» Aim:
Repeat the entire listing exactly as written.

====== Stored records ======

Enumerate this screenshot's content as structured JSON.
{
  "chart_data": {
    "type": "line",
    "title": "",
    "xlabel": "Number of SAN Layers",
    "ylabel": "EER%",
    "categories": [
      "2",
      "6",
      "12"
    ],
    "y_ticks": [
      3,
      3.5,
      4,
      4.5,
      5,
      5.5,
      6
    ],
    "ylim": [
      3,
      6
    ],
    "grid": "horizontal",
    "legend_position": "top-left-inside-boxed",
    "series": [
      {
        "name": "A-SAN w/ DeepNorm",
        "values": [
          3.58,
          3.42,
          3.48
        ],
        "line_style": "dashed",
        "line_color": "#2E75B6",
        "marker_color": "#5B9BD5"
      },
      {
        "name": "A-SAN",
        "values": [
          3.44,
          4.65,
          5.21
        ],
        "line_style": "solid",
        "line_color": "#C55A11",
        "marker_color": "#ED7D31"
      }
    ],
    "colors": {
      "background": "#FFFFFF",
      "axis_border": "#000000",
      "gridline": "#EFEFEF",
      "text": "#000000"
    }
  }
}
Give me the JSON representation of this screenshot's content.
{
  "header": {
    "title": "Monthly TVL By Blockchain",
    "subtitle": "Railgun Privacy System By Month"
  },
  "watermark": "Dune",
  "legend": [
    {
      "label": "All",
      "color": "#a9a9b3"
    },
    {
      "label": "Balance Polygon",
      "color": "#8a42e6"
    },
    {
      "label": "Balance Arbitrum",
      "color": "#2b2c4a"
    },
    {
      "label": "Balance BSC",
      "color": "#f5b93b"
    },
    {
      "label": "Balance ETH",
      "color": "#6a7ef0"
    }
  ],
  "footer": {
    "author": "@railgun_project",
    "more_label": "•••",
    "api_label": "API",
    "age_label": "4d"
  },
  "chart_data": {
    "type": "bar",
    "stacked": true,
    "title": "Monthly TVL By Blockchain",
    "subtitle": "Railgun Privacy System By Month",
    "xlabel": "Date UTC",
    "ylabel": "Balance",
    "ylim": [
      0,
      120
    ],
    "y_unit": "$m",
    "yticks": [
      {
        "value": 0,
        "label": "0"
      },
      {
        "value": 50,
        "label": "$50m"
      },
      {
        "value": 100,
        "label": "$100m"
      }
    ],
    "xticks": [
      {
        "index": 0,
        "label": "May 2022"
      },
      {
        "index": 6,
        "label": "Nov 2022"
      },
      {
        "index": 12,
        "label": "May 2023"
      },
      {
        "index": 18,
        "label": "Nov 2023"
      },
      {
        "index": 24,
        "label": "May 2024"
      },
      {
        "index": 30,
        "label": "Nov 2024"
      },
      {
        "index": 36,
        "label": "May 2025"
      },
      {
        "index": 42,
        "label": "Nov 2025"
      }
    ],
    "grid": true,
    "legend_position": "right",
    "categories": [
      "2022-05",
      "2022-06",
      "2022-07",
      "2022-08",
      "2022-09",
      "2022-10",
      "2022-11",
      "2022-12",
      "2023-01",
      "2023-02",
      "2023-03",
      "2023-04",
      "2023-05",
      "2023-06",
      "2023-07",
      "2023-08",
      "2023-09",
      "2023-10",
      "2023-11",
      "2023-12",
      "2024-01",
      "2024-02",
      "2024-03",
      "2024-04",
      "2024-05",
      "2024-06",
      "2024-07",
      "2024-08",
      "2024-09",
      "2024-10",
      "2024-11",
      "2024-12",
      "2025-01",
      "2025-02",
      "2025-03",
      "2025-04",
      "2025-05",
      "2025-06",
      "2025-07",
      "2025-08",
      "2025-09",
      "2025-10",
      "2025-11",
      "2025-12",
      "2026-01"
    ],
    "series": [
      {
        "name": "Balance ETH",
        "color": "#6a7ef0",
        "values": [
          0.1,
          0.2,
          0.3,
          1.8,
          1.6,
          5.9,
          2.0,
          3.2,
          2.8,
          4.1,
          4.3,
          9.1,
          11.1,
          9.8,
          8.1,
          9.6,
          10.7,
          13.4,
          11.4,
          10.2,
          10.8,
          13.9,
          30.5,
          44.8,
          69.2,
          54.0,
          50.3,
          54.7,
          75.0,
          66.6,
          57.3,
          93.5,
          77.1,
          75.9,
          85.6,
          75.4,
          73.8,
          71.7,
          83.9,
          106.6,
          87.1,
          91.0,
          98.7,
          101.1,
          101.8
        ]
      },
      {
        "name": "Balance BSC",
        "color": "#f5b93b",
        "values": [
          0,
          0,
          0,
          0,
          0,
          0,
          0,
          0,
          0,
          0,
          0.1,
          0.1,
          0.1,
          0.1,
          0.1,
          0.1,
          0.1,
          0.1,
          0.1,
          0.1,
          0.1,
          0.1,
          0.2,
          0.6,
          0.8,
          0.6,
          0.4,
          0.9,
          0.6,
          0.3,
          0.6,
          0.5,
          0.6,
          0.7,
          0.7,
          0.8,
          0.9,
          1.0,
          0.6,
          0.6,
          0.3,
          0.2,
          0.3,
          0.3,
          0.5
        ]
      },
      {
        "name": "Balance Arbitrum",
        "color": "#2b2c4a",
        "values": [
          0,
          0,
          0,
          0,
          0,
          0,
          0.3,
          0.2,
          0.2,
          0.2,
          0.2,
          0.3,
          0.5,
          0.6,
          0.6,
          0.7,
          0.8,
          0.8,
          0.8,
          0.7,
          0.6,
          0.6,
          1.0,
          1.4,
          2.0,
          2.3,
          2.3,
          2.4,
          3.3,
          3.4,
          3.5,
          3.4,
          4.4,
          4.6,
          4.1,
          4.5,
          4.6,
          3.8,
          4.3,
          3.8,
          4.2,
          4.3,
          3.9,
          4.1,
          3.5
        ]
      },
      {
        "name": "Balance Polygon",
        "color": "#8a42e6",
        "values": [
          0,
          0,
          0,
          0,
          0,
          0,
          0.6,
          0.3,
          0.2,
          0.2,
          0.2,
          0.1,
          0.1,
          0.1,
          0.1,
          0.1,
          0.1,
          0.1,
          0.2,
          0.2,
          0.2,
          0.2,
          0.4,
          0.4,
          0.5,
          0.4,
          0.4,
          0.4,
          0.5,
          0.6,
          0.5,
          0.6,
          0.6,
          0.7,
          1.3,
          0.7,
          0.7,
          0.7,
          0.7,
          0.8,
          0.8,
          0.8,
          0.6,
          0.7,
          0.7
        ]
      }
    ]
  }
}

======

» Solution to this problem:
Enumerate this screenshot's content as structured JSON.
{
  "chart_data": {
    "type": "line",
    "title": "",
    "xlabel": "Number of SAN Layers",
    "ylabel": "EER%",
    "categories": [
      "2",
      "6",
      "12"
    ],
    "y_ticks": [
      3,
      3.5,
      4,
      4.5,
      5,
      5.5,
      6
    ],
    "ylim": [
      3,
      6
    ],
    "grid": "horizontal",
    "legend_position": "top-left-inside-boxed",
    "series": [
      {
        "name": "A-SAN w/ DeepNorm",
        "values": [
          3.58,
          3.42,
          3.48
        ],
        "line_style": "dashed",
        "line_color": "#2E75B6",
        "marker_color": "#5B9BD5"
      },
      {
        "name": "A-SAN",
        "values": [
          3.44,
          4.65,
          5.21
        ],
        "line_style": "solid",
        "line_color": "#C55A11",
        "marker_color": "#ED7D31"
      }
    ],
    "colors": {
      "background": "#FFFFFF",
      "axis_border": "#000000",
      "gridline": "#EFEFEF",
      "text": "#000000"
    }
  }
}
Give me the JSON representation of this screenshot's content.
{
  "header": {
    "title": "Monthly TVL By Blockchain",
    "subtitle": "Railgun Privacy System By Month"
  },
  "watermark": "Dune",
  "legend": [
    {
      "label": "All",
      "color": "#a9a9b3"
    },
    {
      "label": "Balance Polygon",
      "color": "#8a42e6"
    },
    {
      "label": "Balance Arbitrum",
      "color": "#2b2c4a"
    },
    {
      "label": "Balance BSC",
      "color": "#f5b93b"
    },
    {
      "label": "Balance ETH",
      "color": "#6a7ef0"
    }
  ],
  "footer": {
    "author": "@railgun_project",
    "more_label": "•••",
    "api_label": "API",
    "age_label": "4d"
  },
  "chart_data": {
    "type": "bar",
    "stacked": true,
    "title": "Monthly TVL By Blockchain",
    "subtitle": "Railgun Privacy System By Month",
    "xlabel": "Date UTC",
    "ylabel": "Balance",
    "ylim": [
      0,
      120
    ],
    "y_unit": "$m",
    "yticks": [
      {
        "value": 0,
        "label": "0"
      },
      {
        "value": 50,
        "label": "$50m"
      },
      {
        "value": 100,
        "label": "$100m"
      }
    ],
    "xticks": [
      {
        "index": 0,
        "label": "May 2022"
      },
      {
        "index": 6,
        "label": "Nov 2022"
      },
      {
        "index": 12,
        "label": "May 2023"
      },
      {
        "index": 18,
        "label": "Nov 2023"
      },
      {
        "index": 24,
        "label": "May 2024"
      },
      {
        "index": 30,
        "label": "Nov 2024"
      },
      {
        "index": 36,
        "label": "May 2025"
      },
      {
        "index": 42,
        "label": "Nov 2025"
      }
    ],
    "grid": true,
    "legend_position": "right",
    "categories": [
      "2022-05",
      "2022-06",
      "2022-07",
      "2022-08",
      "2022-09",
      "2022-10",
      "2022-11",
      "2022-12",
      "2023-01",
      "2023-02",
      "2023-03",
      "2023-04",
      "2023-05",
      "2023-06",
      "2023-07",
      "2023-08",
      "2023-09",
      "2023-10",
      "2023-11",
      "2023-12",
      "2024-01",
      "2024-02",
      "2024-03",
      "2024-04",
      "2024-05",
      "2024-06",
      "2024-07",
      "2024-08",
      "2024-09",
      "2024-10",
      "2024-11",
      "2024-12",
      "2025-01",
      "2025-02",
      "2025-03",
      "2025-04",
      "2025-05",
      "2025-06",
      "2025-07",
      "2025-08",
      "2025-09",
      "2025-10",
      "2025-11",
      "2025-12",
      "2026-01"
    ],
    "series": [
      {
        "name": "Balance ETH",
        "color": "#6a7ef0",
        "values": [
          0.1,
          0.2,
          0.3,
          1.8,
          1.6,
          5.9,
          2.0,
          3.2,
          2.8,
          4.1,
          4.3,
          9.1,
          11.1,
          9.8,
          8.1,
          9.6,
          10.7,
          13.4,
          11.4,
          10.2,
          10.8,
          13.9,
          30.5,
          44.8,
          69.2,
          54.0,
          50.3,
          54.7,
          75.0,
          66.6,
          57.3,
          93.5,
          77.1,
          75.9,
          85.6,
          75.4,
          73.8,
          71.7,
          83.9,
          106.6,
          87.1,
          91.0,
          98.7,
          101.1,
          101.8
        ]
      },
      {
        "name": "Balance BSC",
        "color": "#f5b93b",
        "values": [
          0,
          0,
          0,
          0,
          0,
          0,
          0,
          0,
          0,
          0,
          0.1,
          0.1,
          0.1,
          0.1,
          0.1,
          0.1,
          0.1,
          0.1,
          0.1,
          0.1,
          0.1,
          0.1,
          0.2,
          0.6,
          0.8,
          0.6,
          0.4,
          0.9,
          0.6,
          0.3,
          0.6,
          0.5,
          0.6,
          0.7,
          0.7,
          0.8,
          0.9,
          1.0,
          0.6,
          0.6,
          0.3,
          0.2,
          0.3,
          0.3,
          0.5
        ]
      },
      {
        "name": "Balance Arbitrum",
        "color": "#2b2c4a",
        "values": [
          0,
          0,
          0,
          0,
          0,
          0,
          0.3,
          0.2,
          0.2,
          0.2,
          0.2,
          0.3,
          0.5,
          0.6,
          0.6,
          0.7,
          0.8,
          0.8,
          0.8,
          0.7,
          0.6,
          0.6,
          1.0,
          1.4,
          2.0,
          2.3,
          2.3,
          2.4,
          3.3,
          3.4,
          3.5,
          3.4,
          4.4,
          4.6,
          4.1,
          4.5,
          4.6,
          3.8,
          4.3,
          3.8,
          4.2,
          4.3,
          3.9,
          4.1,
          3.5
        ]
      },
      {
        "name": "Balance Polygon",
        "color": "#8a42e6",
        "values": [
          0,
          0,
          0,
          0,
          0,
          0,
          0.6,
          0.3,
          0.2,
          0.2,
          0.2,
          0.1,
          0.1,
          0.1,
          0.1,
          0.1,
          0.1,
          0.1,
          0.2,
          0.2,
          0.2,
          0.2,
          0.4,
          0.4,
          0.5,
          0.4,
          0.4,
          0.4,
          0.5,
          0.6,
          0.5,
          0.6,
          0.6,
          0.7,
          1.3,
          0.7,
          0.7,
          0.7,
          0.7,
          0.8,
          0.8,
          0.8,
          0.6,
          0.7,
          0.7
        ]
      }
    ]
  }
}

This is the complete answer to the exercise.